## Start Data shown

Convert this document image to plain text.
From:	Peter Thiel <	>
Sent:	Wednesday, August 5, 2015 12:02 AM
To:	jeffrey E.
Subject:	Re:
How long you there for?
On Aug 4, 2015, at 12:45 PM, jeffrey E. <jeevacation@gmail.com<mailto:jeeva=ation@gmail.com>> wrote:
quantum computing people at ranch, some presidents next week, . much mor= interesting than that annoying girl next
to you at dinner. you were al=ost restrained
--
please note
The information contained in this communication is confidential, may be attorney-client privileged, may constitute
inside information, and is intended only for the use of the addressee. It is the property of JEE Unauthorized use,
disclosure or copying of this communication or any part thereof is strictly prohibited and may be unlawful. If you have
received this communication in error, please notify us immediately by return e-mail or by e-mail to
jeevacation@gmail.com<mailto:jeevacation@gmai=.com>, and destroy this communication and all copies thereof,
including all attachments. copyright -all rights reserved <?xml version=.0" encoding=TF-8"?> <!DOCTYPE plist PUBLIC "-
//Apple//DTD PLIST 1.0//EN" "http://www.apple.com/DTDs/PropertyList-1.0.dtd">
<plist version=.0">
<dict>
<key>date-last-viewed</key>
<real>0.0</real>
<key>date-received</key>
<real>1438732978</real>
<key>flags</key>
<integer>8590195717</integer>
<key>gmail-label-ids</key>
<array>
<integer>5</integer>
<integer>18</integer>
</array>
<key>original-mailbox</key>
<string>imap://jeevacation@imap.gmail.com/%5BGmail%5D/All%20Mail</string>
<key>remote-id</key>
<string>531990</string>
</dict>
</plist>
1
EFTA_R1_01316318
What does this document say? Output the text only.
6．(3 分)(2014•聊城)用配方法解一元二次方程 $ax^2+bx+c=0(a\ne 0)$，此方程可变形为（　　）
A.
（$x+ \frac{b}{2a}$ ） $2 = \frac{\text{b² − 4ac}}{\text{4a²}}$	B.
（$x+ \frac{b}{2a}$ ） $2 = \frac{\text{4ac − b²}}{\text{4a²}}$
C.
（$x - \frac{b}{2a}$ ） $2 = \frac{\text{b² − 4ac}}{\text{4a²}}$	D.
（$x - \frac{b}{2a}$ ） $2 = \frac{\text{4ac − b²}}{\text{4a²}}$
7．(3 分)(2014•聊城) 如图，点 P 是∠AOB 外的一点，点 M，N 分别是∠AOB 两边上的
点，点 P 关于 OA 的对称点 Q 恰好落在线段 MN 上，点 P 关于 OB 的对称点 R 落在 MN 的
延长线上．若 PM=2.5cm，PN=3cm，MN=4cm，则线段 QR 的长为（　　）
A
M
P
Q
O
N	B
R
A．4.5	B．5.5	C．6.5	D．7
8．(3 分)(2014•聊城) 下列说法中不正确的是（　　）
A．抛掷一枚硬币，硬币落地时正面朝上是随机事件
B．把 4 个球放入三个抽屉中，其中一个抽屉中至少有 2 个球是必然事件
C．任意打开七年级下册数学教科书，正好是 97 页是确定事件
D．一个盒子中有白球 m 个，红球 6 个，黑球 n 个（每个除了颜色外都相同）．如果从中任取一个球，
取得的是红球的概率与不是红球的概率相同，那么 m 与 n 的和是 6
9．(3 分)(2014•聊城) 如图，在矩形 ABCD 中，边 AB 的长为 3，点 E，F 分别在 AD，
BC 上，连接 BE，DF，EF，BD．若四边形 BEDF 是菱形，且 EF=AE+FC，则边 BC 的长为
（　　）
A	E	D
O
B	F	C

## End Data shown

• [Work to do] From the data above, show each line that contains "string".

• [Expected output]
<string>imap://jeevacation@imap.gmail.com/%5BGmail%5D/All%20Mail</string>
<string>531990</string>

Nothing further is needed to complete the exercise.